▶ STATED EXERCISE:
Copy out the material below line by line, replacing every "人力资源总监" with "人事总监" and keeping everything else unchanged.
━━━
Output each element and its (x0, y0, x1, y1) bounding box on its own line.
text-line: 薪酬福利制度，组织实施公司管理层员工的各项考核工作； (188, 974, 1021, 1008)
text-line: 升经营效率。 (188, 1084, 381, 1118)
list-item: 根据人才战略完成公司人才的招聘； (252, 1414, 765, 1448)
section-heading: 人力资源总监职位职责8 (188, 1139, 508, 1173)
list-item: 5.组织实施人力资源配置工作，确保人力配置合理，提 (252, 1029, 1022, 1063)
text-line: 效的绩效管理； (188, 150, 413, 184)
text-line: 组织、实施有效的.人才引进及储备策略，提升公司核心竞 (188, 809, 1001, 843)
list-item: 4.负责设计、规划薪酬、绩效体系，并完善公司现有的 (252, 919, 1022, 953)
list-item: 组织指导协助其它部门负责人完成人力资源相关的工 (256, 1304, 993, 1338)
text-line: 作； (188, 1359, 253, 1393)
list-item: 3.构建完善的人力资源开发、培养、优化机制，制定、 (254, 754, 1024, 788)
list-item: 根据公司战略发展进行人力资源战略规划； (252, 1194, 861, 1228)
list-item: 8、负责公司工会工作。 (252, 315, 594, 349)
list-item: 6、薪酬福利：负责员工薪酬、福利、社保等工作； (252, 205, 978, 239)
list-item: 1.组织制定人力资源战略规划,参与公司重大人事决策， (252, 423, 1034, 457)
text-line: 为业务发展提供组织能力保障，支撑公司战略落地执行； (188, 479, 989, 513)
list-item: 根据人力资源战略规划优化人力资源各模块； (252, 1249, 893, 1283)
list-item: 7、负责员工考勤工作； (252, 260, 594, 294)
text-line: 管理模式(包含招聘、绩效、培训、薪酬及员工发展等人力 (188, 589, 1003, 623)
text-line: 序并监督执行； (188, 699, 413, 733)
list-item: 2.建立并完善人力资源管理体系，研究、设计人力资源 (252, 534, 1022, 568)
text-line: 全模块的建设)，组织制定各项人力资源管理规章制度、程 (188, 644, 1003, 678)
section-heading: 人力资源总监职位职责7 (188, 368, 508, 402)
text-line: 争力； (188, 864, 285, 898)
━━━
▶ SOLUTION FOR THIS PROBLEM:
Output each element and its (x0, y0, x1, y1) bounding box on its own line.
text-line: 薪酬福利制度，组织实施公司管理层员工的各项考核工作； (188, 974, 1021, 1008)
text-line: 升经营效率。 (188, 1084, 381, 1118)
list-item: 根据人才战略完成公司人才的招聘； (252, 1414, 765, 1448)
section-heading: 人事总监职位职责8 (188, 1139, 508, 1173)
list-item: 5.组织实施人力资源配置工作，确保人力配置合理，提 (252, 1029, 1022, 1063)
text-line: 效的绩效管理； (188, 150, 413, 184)
text-line: 组织、实施有效的.人才引进及储备策略，提升公司核心竞 (188, 809, 1001, 843)
list-item: 4.负责设计、规划薪酬、绩效体系，并完善公司现有的 (252, 919, 1022, 953)
list-item: 组织指导协助其它部门负责人完成人力资源相关的工 (256, 1304, 993, 1338)
text-line: 作； (188, 1359, 253, 1393)
list-item: 3.构建完善的人力资源开发、培养、优化机制，制定、 (254, 754, 1024, 788)
list-item: 根据公司战略发展进行人力资源战略规划； (252, 1194, 861, 1228)
list-item: 8、负责公司工会工作。 (252, 315, 594, 349)
list-item: 6、薪酬福利：负责员工薪酬、福利、社保等工作； (252, 205, 978, 239)
list-item: 1.组织制定人力资源战略规划,参与公司重大人事决策， (252, 423, 1034, 457)
text-line: 为业务发展提供组织能力保障，支撑公司战略落地执行； (188, 479, 989, 513)
list-item: 根据人力资源战略规划优化人力资源各模块； (252, 1249, 893, 1283)
list-item: 7、负责员工考勤工作； (252, 260, 594, 294)
text-line: 管理模式(包含招聘、绩效、培训、薪酬及员工发展等人力 (188, 589, 1003, 623)
text-line: 序并监督执行； (188, 699, 413, 733)
list-item: 2.建立并完善人力资源管理体系，研究、设计人力资源 (252, 534, 1022, 568)
text-line: 全模块的建设)，组织制定各项人力资源管理规章制度、程 (188, 644, 1003, 678)
section-heading: 人事总监职位职责7 (188, 368, 508, 402)
text-line: 争力； (188, 864, 285, 898)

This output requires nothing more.